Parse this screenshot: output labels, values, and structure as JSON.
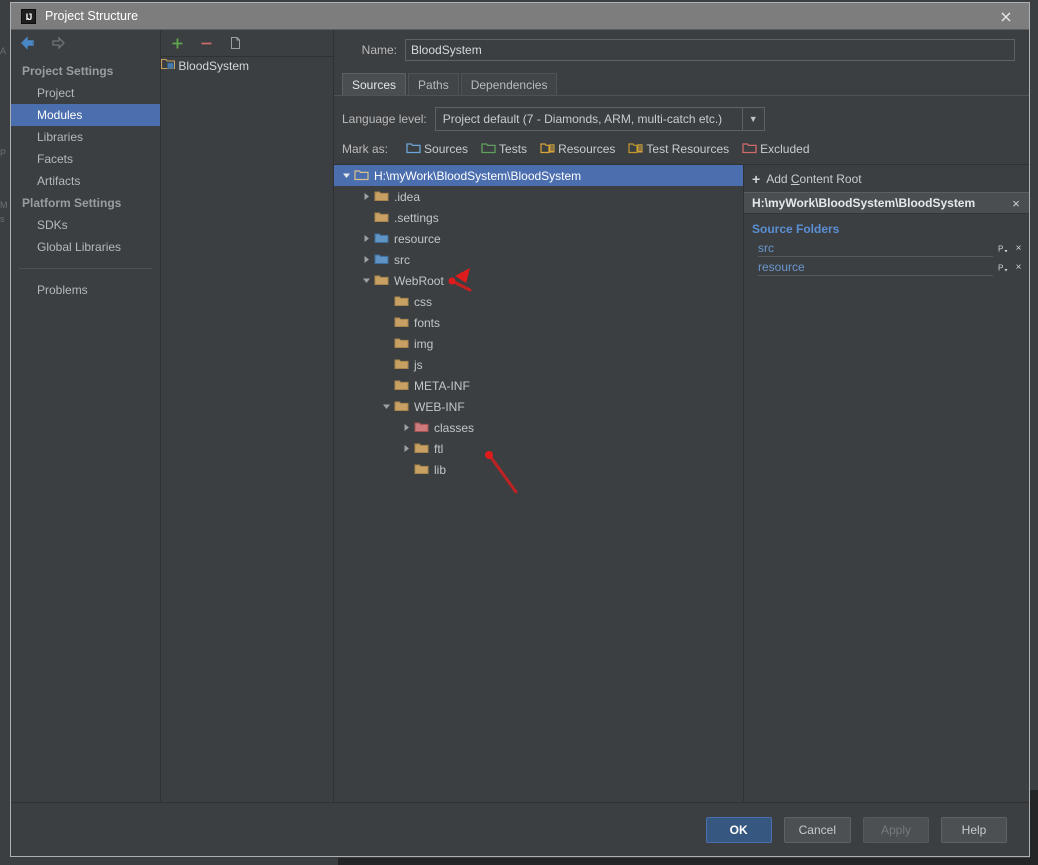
{
  "window": {
    "title": "Project Structure",
    "app_icon": "intellij-idea-icon",
    "close_label": "×"
  },
  "nav": {
    "back_icon": "arrow-left-icon",
    "forward_icon": "arrow-right-icon"
  },
  "sidebar": {
    "groups": [
      {
        "label": "Project Settings",
        "items": [
          {
            "label": "Project",
            "selected": false
          },
          {
            "label": "Modules",
            "selected": true
          },
          {
            "label": "Libraries",
            "selected": false
          },
          {
            "label": "Facets",
            "selected": false
          },
          {
            "label": "Artifacts",
            "selected": false
          }
        ]
      },
      {
        "label": "Platform Settings",
        "items": [
          {
            "label": "SDKs",
            "selected": false
          },
          {
            "label": "Global Libraries",
            "selected": false
          }
        ]
      }
    ],
    "problems": {
      "label": "Problems"
    }
  },
  "modules": {
    "toolbar": {
      "add_label": "+",
      "add_icon": "plus-icon",
      "remove_label": "−",
      "remove_icon": "minus-icon",
      "copy_icon": "copy-icon"
    },
    "items": [
      {
        "label": "BloodSystem",
        "icon": "module-icon",
        "selected": true
      }
    ]
  },
  "main": {
    "name_label": "Name:",
    "name_value": "BloodSystem",
    "name_placeholder": "",
    "tabs": [
      {
        "label": "Sources",
        "active": true
      },
      {
        "label": "Paths",
        "active": false
      },
      {
        "label": "Dependencies",
        "active": false
      }
    ],
    "language_level": {
      "label": "Language level:",
      "value": "Project default (7 - Diamonds, ARM, multi-catch etc.)",
      "arrow_icon": "chevron-down-icon"
    },
    "mark_as": {
      "label": "Mark as:",
      "options": [
        {
          "label": "Sources",
          "mnemonic": "S",
          "icon": "folder-sources-icon",
          "color": "#6ba4d8"
        },
        {
          "label": "Tests",
          "mnemonic": "T",
          "icon": "folder-tests-icon",
          "color": "#5fa05f"
        },
        {
          "label": "Resources",
          "mnemonic": "R",
          "icon": "folder-resources-icon",
          "color": "#d8a43a"
        },
        {
          "label": "Test Resources",
          "mnemonic": "T",
          "icon": "folder-test-resources-icon",
          "color": "#d8a43a"
        },
        {
          "label": "Excluded",
          "mnemonic": "E",
          "icon": "folder-excluded-icon",
          "color": "#d06a6a"
        }
      ]
    }
  },
  "tree": {
    "nodes": [
      {
        "label": "H:\\myWork\\BloodSystem\\BloodSystem",
        "depth": 0,
        "twisty": "down",
        "folder": "content-root",
        "selected": true
      },
      {
        "label": ".idea",
        "depth": 1,
        "twisty": "right",
        "folder": "normal",
        "selected": false
      },
      {
        "label": ".settings",
        "depth": 1,
        "twisty": "none",
        "folder": "normal",
        "selected": false
      },
      {
        "label": "resource",
        "depth": 1,
        "twisty": "right",
        "folder": "source",
        "selected": false
      },
      {
        "label": "src",
        "depth": 1,
        "twisty": "right",
        "folder": "source",
        "selected": false
      },
      {
        "label": "WebRoot",
        "depth": 1,
        "twisty": "down",
        "folder": "normal",
        "selected": false
      },
      {
        "label": "css",
        "depth": 2,
        "twisty": "none",
        "folder": "normal",
        "selected": false
      },
      {
        "label": "fonts",
        "depth": 2,
        "twisty": "none",
        "folder": "normal",
        "selected": false
      },
      {
        "label": "img",
        "depth": 2,
        "twisty": "none",
        "folder": "normal",
        "selected": false
      },
      {
        "label": "js",
        "depth": 2,
        "twisty": "none",
        "folder": "normal",
        "selected": false
      },
      {
        "label": "META-INF",
        "depth": 2,
        "twisty": "none",
        "folder": "normal",
        "selected": false
      },
      {
        "label": "WEB-INF",
        "depth": 2,
        "twisty": "down",
        "folder": "normal",
        "selected": false
      },
      {
        "label": "classes",
        "depth": 3,
        "twisty": "right",
        "folder": "excluded",
        "selected": false
      },
      {
        "label": "ftl",
        "depth": 3,
        "twisty": "right",
        "folder": "normal",
        "selected": false
      },
      {
        "label": "lib",
        "depth": 3,
        "twisty": "none",
        "folder": "normal",
        "selected": false
      }
    ]
  },
  "sidepane": {
    "add_content_root": {
      "label": "Add Content Root",
      "mnemonic": "C",
      "plus": "+",
      "icon": "plus-icon"
    },
    "content_root": {
      "path": "H:\\myWork\\BloodSystem\\BloodSystem",
      "close_label": "×",
      "close_icon": "close-icon"
    },
    "source_folders_title": "Source Folders",
    "source_folders": [
      {
        "name": "src",
        "props_icon": "properties-icon",
        "remove_icon": "close-icon",
        "props_label": "P",
        "remove_label": "×"
      },
      {
        "name": "resource",
        "props_icon": "properties-icon",
        "remove_icon": "close-icon",
        "props_label": "P",
        "remove_label": "×"
      }
    ]
  },
  "footer": {
    "buttons": [
      {
        "label": "OK",
        "style": "default"
      },
      {
        "label": "Cancel",
        "style": "normal"
      },
      {
        "label": "Apply",
        "style": "disabled"
      },
      {
        "label": "Help",
        "style": "normal"
      }
    ]
  },
  "annotations": {
    "color": "#e01b1b",
    "arrows": [
      {
        "name": "arrow-pointing-to-src"
      },
      {
        "name": "arrow-pointing-to-classes"
      }
    ]
  },
  "backdrop": {
    "ghost_lines": [
      "A",
      "P",
      "M",
      "s"
    ]
  }
}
++++++++++++++++++++
## Exercise
Without the pictures, restate all the entries above exactly.

## Finished exercise
Parse this screenshot: output labels, values, and structure as JSON.
{
  "window": {
    "title": "Project Structure",
    "app_icon": "intellij-idea-icon",
    "close_label": "×"
  },
  "nav": {
    "back_icon": "arrow-left-icon",
    "forward_icon": "arrow-right-icon"
  },
  "sidebar": {
    "groups": [
      {
        "label": "Project Settings",
        "items": [
          {
            "label": "Project",
            "selected": false
          },
          {
            "label": "Modules",
            "selected": true
          },
          {
            "label": "Libraries",
            "selected": false
          },
          {
            "label": "Facets",
            "selected": false
          },
          {
            "label": "Artifacts",
            "selected": false
          }
        ]
      },
      {
        "label": "Platform Settings",
        "items": [
          {
            "label": "SDKs",
            "selected": false
          },
          {
            "label": "Global Libraries",
            "selected": false
          }
        ]
      }
    ],
    "problems": {
      "label": "Problems"
    }
  },
  "modules": {
    "toolbar": {
      "add_label": "+",
      "add_icon": "plus-icon",
      "remove_label": "−",
      "remove_icon": "minus-icon",
      "copy_icon": "copy-icon"
    },
    "items": [
      {
        "label": "BloodSystem",
        "icon": "module-icon",
        "selected": true
      }
    ]
  },
  "main": {
    "name_label": "Name:",
    "name_value": "BloodSystem",
    "name_placeholder": "",
    "tabs": [
      {
        "label": "Sources",
        "active": true
      },
      {
        "label": "Paths",
        "active": false
      },
      {
        "label": "Dependencies",
        "active": false
      }
    ],
    "language_level": {
      "label": "Language level:",
      "value": "Project default (7 - Diamonds, ARM, multi-catch etc.)",
      "arrow_icon": "chevron-down-icon"
    },
    "mark_as": {
      "label": "Mark as:",
      "options": [
        {
          "label": "Sources",
          "mnemonic": "S",
          "icon": "folder-sources-icon",
          "color": "#6ba4d8"
        },
        {
          "label": "Tests",
          "mnemonic": "T",
          "icon": "folder-tests-icon",
          "color": "#5fa05f"
        },
        {
          "label": "Resources",
          "mnemonic": "R",
          "icon": "folder-resources-icon",
          "color": "#d8a43a"
        },
        {
          "label": "Test Resources",
          "mnemonic": "T",
          "icon": "folder-test-resources-icon",
          "color": "#d8a43a"
        },
        {
          "label": "Excluded",
          "mnemonic": "E",
          "icon": "folder-excluded-icon",
          "color": "#d06a6a"
        }
      ]
    }
  },
  "tree": {
    "nodes": [
      {
        "label": "H:\\myWork\\BloodSystem\\BloodSystem",
        "depth": 0,
        "twisty": "down",
        "folder": "content-root",
        "selected": true
      },
      {
        "label": ".idea",
        "depth": 1,
        "twisty": "right",
        "folder": "normal",
        "selected": false
      },
      {
        "label": ".settings",
        "depth": 1,
        "twisty": "none",
        "folder": "normal",
        "selected": false
      },
      {
        "label": "resource",
        "depth": 1,
        "twisty": "right",
        "folder": "source",
        "selected": false
      },
      {
        "label": "src",
        "depth": 1,
        "twisty": "right",
        "folder": "source",
        "selected": false
      },
      {
        "label": "WebRoot",
        "depth": 1,
        "twisty": "down",
        "folder": "normal",
        "selected": false
      },
      {
        "label": "css",
        "depth": 2,
        "twisty": "none",
        "folder": "normal",
        "selected": false
      },
      {
        "label": "fonts",
        "depth": 2,
        "twisty": "none",
        "folder": "normal",
        "selected": false
      },
      {
        "label": "img",
        "depth": 2,
        "twisty": "none",
        "folder": "normal",
        "selected": false
      },
      {
        "label": "js",
        "depth": 2,
        "twisty": "none",
        "folder": "normal",
        "selected": false
      },
      {
        "label": "META-INF",
        "depth": 2,
        "twisty": "none",
        "folder": "normal",
        "selected": false
      },
      {
        "label": "WEB-INF",
        "depth": 2,
        "twisty": "down",
        "folder": "normal",
        "selected": false
      },
      {
        "label": "classes",
        "depth": 3,
        "twisty": "right",
        "folder": "excluded",
        "selected": false
      },
      {
        "label": "ftl",
        "depth": 3,
        "twisty": "right",
        "folder": "normal",
        "selected": false
      },
      {
        "label": "lib",
        "depth": 3,
        "twisty": "none",
        "folder": "normal",
        "selected": false
      }
    ]
  },
  "sidepane": {
    "add_content_root": {
      "label": "Add Content Root",
      "mnemonic": "C",
      "plus": "+",
      "icon": "plus-icon"
    },
    "content_root": {
      "path": "H:\\myWork\\BloodSystem\\BloodSystem",
      "close_label": "×",
      "close_icon": "close-icon"
    },
    "source_folders_title": "Source Folders",
    "source_folders": [
      {
        "name": "src",
        "props_icon": "properties-icon",
        "remove_icon": "close-icon",
        "props_label": "P",
        "remove_label": "×"
      },
      {
        "name": "resource",
        "props_icon": "properties-icon",
        "remove_icon": "close-icon",
        "props_label": "P",
        "remove_label": "×"
      }
    ]
  },
  "footer": {
    "buttons": [
      {
        "label": "OK",
        "style": "default"
      },
      {
        "label": "Cancel",
        "style": "normal"
      },
      {
        "label": "Apply",
        "style": "disabled"
      },
      {
        "label": "Help",
        "style": "normal"
      }
    ]
  },
  "annotations": {
    "color": "#e01b1b",
    "arrows": [
      {
        "name": "arrow-pointing-to-src"
      },
      {
        "name": "arrow-pointing-to-classes"
      }
    ]
  },
  "backdrop": {
    "ghost_lines": [
      "A",
      "P",
      "M",
      "s"
    ]
  }
}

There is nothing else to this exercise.